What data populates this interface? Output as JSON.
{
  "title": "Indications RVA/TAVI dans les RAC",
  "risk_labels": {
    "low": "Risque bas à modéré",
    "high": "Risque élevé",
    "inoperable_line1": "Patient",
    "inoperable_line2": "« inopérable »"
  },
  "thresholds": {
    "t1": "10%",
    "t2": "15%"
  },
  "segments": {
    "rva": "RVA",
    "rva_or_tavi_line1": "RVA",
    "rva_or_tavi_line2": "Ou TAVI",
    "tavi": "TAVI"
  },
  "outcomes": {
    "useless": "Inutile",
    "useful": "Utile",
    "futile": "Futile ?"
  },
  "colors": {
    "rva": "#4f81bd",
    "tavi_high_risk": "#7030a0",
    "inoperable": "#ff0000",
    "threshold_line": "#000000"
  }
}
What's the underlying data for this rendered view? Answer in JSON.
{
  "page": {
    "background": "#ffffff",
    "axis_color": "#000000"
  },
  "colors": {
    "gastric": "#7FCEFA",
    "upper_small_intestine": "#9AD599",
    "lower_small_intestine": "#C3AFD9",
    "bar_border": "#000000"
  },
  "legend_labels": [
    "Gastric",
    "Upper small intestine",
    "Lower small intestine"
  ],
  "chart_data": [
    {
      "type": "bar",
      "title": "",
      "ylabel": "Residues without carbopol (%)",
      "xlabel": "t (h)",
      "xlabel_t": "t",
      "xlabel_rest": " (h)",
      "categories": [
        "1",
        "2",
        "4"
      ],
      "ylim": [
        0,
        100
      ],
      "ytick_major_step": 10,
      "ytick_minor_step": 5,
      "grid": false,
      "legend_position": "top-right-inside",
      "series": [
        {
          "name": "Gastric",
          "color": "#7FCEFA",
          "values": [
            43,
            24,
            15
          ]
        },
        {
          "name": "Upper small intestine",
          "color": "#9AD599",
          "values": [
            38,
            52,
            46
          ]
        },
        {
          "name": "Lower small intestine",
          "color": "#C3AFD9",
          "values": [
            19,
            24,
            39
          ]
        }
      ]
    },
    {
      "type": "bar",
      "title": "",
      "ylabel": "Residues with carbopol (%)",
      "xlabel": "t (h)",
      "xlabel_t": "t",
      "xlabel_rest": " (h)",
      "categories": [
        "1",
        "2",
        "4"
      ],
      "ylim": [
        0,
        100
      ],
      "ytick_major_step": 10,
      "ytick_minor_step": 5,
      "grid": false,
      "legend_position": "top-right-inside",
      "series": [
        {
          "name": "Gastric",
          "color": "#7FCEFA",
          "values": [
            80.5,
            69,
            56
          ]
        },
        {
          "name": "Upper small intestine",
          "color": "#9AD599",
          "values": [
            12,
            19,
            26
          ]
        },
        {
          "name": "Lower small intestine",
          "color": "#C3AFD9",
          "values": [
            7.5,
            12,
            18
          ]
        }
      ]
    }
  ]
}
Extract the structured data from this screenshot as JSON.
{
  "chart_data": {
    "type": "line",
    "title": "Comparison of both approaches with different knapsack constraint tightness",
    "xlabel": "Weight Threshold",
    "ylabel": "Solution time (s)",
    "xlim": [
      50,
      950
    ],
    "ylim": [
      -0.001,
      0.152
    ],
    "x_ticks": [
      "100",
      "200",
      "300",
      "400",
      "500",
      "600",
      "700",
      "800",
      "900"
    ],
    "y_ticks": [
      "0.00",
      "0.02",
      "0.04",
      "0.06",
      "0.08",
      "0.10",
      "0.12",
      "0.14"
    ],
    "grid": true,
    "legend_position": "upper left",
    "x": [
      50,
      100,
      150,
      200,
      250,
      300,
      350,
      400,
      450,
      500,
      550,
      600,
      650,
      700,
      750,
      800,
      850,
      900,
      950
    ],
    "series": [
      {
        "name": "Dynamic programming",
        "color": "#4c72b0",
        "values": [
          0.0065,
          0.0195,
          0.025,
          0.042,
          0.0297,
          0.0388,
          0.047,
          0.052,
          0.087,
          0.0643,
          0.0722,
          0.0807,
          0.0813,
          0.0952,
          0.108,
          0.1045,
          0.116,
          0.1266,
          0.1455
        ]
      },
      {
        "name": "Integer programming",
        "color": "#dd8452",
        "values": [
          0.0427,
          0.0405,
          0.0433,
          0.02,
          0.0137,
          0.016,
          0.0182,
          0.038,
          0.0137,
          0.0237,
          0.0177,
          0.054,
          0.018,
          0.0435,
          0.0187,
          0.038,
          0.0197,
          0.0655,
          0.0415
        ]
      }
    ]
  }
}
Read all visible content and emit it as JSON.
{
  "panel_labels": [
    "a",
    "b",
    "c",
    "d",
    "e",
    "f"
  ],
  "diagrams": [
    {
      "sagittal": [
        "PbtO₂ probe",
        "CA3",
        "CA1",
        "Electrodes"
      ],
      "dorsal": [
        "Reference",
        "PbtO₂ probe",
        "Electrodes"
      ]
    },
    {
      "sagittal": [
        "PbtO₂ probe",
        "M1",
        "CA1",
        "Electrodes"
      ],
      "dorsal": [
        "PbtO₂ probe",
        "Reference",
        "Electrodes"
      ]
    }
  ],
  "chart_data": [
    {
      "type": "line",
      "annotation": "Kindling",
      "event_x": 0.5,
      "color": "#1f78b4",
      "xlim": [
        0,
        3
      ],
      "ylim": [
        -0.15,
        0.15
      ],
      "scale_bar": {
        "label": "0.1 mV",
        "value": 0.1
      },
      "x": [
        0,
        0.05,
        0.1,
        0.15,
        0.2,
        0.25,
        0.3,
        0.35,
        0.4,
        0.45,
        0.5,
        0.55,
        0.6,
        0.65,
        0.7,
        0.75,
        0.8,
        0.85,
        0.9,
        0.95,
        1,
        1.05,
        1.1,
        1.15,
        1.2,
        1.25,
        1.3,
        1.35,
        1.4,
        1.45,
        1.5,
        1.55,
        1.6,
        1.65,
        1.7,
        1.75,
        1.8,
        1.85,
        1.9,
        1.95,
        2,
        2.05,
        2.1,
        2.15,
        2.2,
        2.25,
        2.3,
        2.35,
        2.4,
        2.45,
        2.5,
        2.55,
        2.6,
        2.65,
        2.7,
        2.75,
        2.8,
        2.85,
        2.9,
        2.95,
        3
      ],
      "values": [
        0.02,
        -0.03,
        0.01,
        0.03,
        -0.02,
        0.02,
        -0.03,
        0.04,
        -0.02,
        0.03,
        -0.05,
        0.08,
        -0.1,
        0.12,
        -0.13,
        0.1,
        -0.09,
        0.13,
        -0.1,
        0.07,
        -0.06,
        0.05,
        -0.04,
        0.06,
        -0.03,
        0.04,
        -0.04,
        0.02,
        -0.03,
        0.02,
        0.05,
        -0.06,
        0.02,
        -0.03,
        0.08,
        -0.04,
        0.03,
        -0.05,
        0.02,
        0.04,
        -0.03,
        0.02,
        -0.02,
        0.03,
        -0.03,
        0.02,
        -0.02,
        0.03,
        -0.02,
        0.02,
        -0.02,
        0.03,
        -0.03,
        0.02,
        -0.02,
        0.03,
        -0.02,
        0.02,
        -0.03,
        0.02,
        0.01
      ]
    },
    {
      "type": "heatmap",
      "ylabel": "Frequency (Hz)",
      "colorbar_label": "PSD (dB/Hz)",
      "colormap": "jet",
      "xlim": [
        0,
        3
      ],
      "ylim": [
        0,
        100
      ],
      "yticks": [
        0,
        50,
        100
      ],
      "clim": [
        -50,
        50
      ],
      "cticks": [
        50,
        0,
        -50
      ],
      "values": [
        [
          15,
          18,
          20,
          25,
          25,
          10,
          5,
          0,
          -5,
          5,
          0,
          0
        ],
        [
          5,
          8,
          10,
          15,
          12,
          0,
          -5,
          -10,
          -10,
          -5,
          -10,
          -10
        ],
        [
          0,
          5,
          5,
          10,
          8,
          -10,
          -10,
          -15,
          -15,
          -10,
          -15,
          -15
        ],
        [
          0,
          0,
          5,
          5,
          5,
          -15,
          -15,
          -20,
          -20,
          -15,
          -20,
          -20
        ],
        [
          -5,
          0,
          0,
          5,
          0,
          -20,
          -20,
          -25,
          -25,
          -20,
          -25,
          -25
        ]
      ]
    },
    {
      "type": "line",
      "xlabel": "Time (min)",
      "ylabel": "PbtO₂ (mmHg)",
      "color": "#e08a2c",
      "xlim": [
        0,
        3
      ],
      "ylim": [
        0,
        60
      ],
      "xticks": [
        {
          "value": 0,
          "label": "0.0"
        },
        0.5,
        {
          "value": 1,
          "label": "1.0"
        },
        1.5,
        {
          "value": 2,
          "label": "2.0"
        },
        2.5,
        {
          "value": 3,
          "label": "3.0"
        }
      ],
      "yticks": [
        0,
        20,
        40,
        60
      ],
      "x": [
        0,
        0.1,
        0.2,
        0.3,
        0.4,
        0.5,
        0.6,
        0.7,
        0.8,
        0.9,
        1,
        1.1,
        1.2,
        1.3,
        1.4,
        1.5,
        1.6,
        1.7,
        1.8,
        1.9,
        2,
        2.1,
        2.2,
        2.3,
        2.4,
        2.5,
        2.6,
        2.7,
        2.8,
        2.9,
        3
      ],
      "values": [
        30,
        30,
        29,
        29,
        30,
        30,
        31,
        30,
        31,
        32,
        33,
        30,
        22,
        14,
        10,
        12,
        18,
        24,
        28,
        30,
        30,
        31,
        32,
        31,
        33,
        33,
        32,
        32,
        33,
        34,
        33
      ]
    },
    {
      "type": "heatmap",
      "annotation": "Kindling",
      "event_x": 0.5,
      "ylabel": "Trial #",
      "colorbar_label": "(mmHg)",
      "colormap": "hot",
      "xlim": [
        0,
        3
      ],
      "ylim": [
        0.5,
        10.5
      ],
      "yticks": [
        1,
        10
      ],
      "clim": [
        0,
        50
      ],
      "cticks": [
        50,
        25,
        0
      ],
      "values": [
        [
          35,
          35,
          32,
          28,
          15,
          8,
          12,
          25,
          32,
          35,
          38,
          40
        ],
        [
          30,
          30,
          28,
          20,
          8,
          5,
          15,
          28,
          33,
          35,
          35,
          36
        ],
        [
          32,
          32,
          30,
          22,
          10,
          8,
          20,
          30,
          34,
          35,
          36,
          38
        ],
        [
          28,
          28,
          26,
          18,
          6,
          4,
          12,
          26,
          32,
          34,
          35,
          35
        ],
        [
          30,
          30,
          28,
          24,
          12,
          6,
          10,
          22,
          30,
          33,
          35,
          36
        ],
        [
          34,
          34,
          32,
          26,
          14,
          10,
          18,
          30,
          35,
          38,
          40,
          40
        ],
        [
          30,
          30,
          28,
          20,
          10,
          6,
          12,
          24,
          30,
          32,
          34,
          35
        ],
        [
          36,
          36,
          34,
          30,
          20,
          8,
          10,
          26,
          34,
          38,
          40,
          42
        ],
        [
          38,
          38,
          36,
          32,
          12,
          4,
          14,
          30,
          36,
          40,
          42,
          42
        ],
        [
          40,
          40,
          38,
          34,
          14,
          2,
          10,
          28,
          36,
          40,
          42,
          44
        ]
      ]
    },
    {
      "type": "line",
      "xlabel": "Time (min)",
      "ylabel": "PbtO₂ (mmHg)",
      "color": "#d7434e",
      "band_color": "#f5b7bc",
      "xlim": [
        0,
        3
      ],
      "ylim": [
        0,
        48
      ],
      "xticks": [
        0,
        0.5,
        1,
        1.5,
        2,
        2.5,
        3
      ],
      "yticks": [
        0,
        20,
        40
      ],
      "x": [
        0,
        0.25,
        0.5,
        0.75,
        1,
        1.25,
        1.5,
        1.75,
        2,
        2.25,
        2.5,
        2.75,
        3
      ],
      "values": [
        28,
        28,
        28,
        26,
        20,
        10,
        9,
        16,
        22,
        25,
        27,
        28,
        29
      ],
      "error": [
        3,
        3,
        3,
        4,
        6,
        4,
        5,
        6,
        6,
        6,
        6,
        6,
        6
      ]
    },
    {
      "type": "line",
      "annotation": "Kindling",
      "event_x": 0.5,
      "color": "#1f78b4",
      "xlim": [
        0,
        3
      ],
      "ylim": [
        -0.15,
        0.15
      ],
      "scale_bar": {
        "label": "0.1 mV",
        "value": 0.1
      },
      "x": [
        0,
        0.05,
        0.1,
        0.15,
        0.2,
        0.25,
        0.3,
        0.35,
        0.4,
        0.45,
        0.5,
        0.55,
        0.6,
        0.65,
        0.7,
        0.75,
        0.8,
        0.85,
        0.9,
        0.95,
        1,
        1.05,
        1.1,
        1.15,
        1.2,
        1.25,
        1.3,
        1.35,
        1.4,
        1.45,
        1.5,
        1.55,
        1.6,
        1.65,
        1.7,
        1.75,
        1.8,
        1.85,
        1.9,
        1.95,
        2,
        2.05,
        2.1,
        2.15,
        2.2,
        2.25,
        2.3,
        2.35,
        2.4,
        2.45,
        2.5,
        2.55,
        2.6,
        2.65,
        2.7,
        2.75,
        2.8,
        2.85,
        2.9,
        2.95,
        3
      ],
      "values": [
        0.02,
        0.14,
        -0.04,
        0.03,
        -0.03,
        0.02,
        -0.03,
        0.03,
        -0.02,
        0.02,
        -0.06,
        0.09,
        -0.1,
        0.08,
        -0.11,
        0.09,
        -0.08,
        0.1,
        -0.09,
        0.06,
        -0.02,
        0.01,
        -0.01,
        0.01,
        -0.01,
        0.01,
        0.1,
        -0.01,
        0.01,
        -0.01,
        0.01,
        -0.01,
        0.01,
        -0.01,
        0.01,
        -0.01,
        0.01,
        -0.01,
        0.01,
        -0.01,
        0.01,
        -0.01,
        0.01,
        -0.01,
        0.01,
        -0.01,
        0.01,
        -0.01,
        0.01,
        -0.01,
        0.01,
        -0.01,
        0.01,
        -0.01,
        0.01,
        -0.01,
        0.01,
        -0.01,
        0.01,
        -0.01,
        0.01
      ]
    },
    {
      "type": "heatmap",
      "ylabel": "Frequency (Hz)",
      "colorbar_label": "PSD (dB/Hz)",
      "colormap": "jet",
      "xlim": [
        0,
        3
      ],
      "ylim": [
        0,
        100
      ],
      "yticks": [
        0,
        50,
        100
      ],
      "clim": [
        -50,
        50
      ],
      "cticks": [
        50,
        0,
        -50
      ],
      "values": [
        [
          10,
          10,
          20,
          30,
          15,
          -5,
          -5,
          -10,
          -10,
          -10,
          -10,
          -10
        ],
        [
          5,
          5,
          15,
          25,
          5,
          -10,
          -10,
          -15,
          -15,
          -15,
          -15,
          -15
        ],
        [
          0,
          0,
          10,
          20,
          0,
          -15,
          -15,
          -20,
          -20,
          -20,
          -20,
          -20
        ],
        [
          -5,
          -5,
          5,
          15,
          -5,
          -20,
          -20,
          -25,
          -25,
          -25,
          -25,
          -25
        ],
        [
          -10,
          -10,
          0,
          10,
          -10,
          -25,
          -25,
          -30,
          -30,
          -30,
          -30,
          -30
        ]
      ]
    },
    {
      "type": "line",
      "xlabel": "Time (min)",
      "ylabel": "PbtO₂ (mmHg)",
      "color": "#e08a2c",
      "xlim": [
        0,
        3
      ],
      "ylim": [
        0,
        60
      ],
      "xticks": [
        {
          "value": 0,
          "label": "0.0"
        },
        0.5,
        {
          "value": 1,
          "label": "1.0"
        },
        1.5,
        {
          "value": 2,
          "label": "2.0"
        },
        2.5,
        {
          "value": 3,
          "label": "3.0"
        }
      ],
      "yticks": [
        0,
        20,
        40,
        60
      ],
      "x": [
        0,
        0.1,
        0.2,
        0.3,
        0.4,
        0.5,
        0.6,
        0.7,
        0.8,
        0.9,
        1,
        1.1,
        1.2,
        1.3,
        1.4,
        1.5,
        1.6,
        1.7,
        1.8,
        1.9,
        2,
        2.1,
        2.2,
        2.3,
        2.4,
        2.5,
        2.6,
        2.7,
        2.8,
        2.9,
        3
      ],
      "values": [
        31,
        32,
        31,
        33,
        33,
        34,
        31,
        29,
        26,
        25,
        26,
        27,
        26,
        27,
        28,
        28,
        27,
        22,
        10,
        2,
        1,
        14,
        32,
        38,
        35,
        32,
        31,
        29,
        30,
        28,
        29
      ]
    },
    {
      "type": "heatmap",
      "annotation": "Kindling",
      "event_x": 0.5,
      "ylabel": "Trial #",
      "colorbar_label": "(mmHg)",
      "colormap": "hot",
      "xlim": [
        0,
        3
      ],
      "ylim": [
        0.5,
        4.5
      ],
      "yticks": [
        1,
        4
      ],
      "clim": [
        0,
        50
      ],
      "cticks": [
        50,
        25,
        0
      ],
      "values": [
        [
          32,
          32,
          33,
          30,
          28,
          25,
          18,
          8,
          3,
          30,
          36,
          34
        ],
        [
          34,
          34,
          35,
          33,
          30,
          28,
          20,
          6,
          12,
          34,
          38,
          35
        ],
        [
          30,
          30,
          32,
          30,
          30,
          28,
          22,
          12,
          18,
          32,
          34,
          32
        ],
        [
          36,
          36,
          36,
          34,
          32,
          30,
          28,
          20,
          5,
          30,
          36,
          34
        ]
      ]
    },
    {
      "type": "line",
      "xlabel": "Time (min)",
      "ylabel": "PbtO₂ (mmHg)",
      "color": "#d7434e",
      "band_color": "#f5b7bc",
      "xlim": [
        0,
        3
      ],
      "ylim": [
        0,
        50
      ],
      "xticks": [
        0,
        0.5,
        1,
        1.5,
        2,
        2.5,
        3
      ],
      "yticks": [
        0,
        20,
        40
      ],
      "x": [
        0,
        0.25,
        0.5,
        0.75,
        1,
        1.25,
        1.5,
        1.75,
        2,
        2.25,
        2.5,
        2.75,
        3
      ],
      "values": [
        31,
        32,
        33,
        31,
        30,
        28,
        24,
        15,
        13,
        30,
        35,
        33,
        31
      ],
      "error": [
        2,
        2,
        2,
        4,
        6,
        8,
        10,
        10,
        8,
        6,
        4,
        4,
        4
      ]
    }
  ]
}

**WORK TO BE COMPLETED**
For the records above, state how many lines include the string "programming", giving the number and nothing else.

**REPLY**
2